#### WHAT IS REQUIRED
Skip every image and restate the data word for word.

#### RECORD SET

------------------------------

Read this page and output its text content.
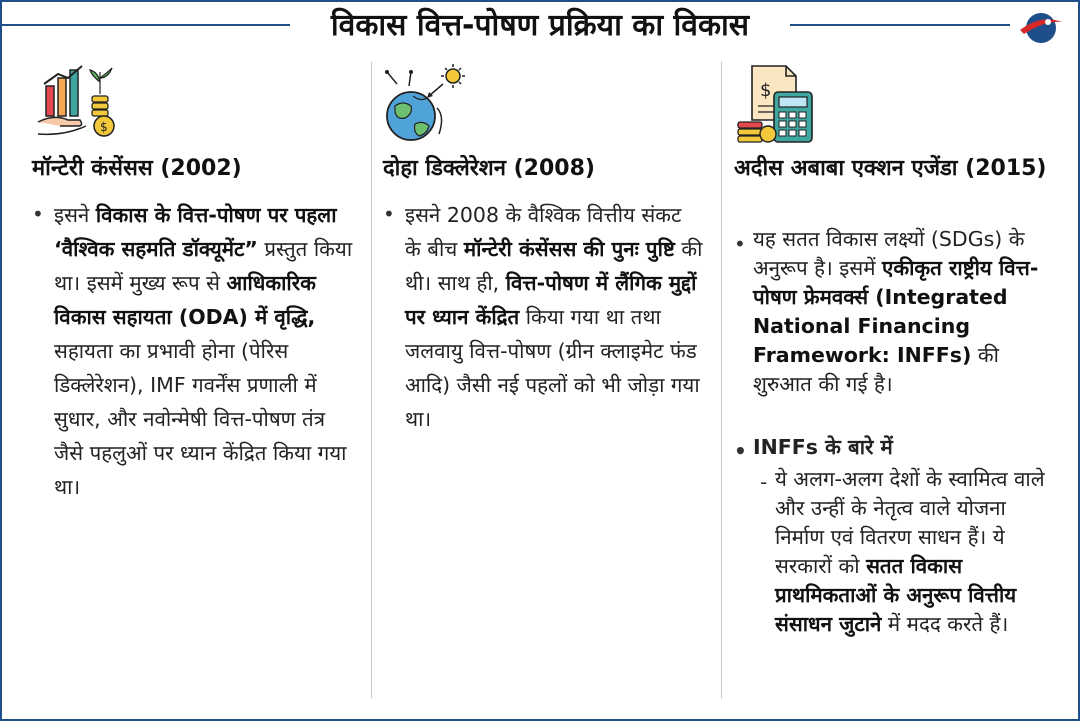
विकास वित्त-पोषण प्रक्रिया का विकास
$
मॉन्टेरी कंसेंसस (2002)
• इसने विकास के वित्त-पोषण पर पहला ‘वैश्विक सहमति डॉक्यूमेंट” प्रस्तुत किया था। इसमें मुख्य रूप से आधिकारिक विकास सहायता (ODA) में वृद्धि, सहायता का प्रभावी होना (पेरिस डिक्लेरेशन), IMF गवर्नेंस प्रणाली में सुधार, और नवोन्मेषी वित्त-पोषण तंत्र जैसे पहलुओं पर ध्यान केंद्रित किया गया था।
दोहा डिक्लेरेशन (2008)
• इसने 2008 के वैश्विक वित्तीय संकट के बीच मॉन्टेरी कंसेंसस की पुनः पुष्टि की थी। साथ ही, वित्त-पोषण में लैंगिक मुद्दों पर ध्यान केंद्रित किया गया था तथा जलवायु वित्त-पोषण (ग्रीन क्लाइमेट फंड आदि) जैसी नई पहलों को भी जोड़ा गया था।
$
अदीस अबाबा एक्शन एजेंडा (2015)
• यह सतत विकास लक्ष्यों (SDGs) के अनुरूप है। इसमें एकीकृत राष्ट्रीय वित्त-पोषण फ्रेमवर्क्स (Integrated National Financing Framework: INFFs) की शुरुआत की गई है।
• INFFs के बारे में
- ये अलग-अलग देशों के स्वामित्व वाले और उन्हीं के नेतृत्व वाले योजना निर्माण एवं वितरण साधन हैं। ये सरकारों को सतत विकास प्राथमिकताओं के अनुरूप वित्तीय संसाधन जुटाने में मदद करते हैं।
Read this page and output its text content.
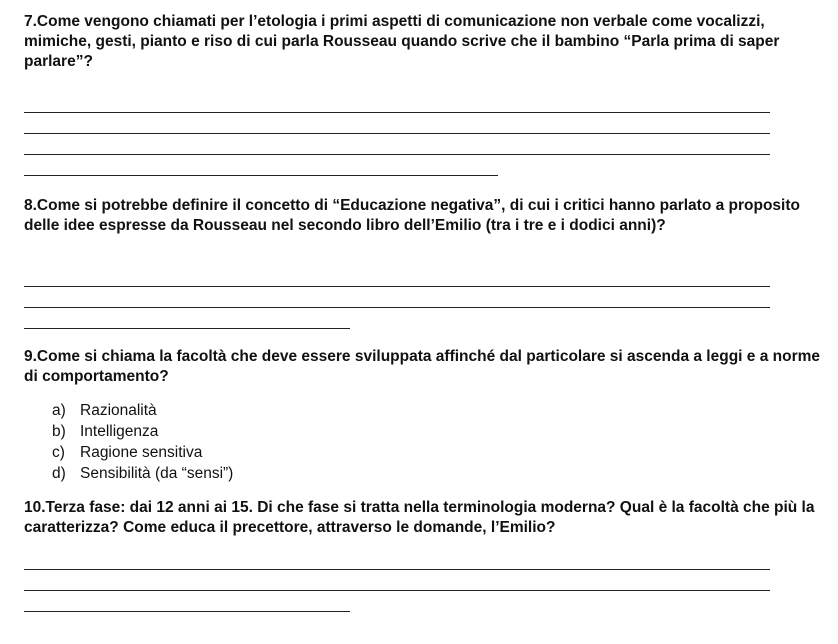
7.Come vengono chiamati per l’etologia i primi aspetti di comunicazione non verbale come vocalizzi, mimiche, gesti, pianto e riso di cui parla Rousseau quando scrive che il bambino “Parla prima di saper parlare”?

8.Come si potrebbe definire il concetto di “Educazione negativa”, di cui i critici hanno parlato a proposito delle idee espresse da Rousseau nel secondo libro dell’Emilio (tra i tre e i dodici anni)?

9.Come si chiama la facoltà che deve essere sviluppata affinché dal particolare si ascenda a leggi e a norme di comportamento?

a) Razionalità
b) Intelligenza
c) Ragione sensitiva
d) Sensibilità (da “sensi”)

10.Terza fase: dai 12 anni ai 15. Di che fase si tratta nella terminologia moderna? Qual è la facoltà che più la caratterizza? Come educa il precettore, attraverso le domande, l’Emilio?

------------------------------

#### EXERCISE ANSWER
Read this page and output its text content.
विकास वित्त-पोषण प्रक्रिया का विकास
$
मॉन्टेरी कंसेंसस (2002)
• इसने विकास के वित्त-पोषण पर पहला ‘वैश्विक सहमति डॉक्यूमेंट” प्रस्तुत किया था। इसमें मुख्य रूप से आधिकारिक विकास सहायता (ODA) में वृद्धि, सहायता का प्रभावी होना (पेरिस डिक्लेरेशन), IMF गवर्नेंस प्रणाली में सुधार, और नवोन्मेषी वित्त-पोषण तंत्र जैसे पहलुओं पर ध्यान केंद्रित किया गया था।
दोहा डिक्लेरेशन (2008)
• इसने 2008 के वैश्विक वित्तीय संकट के बीच मॉन्टेरी कंसेंसस की पुनः पुष्टि की थी। साथ ही, वित्त-पोषण में लैंगिक मुद्दों पर ध्यान केंद्रित किया गया था तथा जलवायु वित्त-पोषण (ग्रीन क्लाइमेट फंड आदि) जैसी नई पहलों को भी जोड़ा गया था।
$
अदीस अबाबा एक्शन एजेंडा (2015)
• यह सतत विकास लक्ष्यों (SDGs) के अनुरूप है। इसमें एकीकृत राष्ट्रीय वित्त-पोषण फ्रेमवर्क्स (Integrated National Financing Framework: INFFs) की शुरुआत की गई है।
• INFFs के बारे में
- ये अलग-अलग देशों के स्वामित्व वाले और उन्हीं के नेतृत्व वाले योजना निर्माण एवं वितरण साधन हैं। ये सरकारों को सतत विकास प्राथमिकताओं के अनुरूप वित्तीय संसाधन जुटाने में मदद करते हैं।
Read this page and output its text content.
7.Come vengono chiamati per l’etologia i primi aspetti di comunicazione non verbale come vocalizzi, mimiche, gesti, pianto e riso di cui parla Rousseau quando scrive che il bambino “Parla prima di saper parlare”?

8.Come si potrebbe definire il concetto di “Educazione negativa”, di cui i critici hanno parlato a proposito delle idee espresse da Rousseau nel secondo libro dell’Emilio (tra i tre e i dodici anni)?

9.Come si chiama la facoltà che deve essere sviluppata affinché dal particolare si ascenda a leggi e a norme di comportamento?

a) Razionalità
b) Intelligenza
c) Ragione sensitiva
d) Sensibilità (da “sensi”)

10.Terza fase: dai 12 anni ai 15. Di che fase si tratta nella terminologia moderna? Qual è la facoltà che più la caratterizza? Come educa il precettore, attraverso le domande, l’Emilio?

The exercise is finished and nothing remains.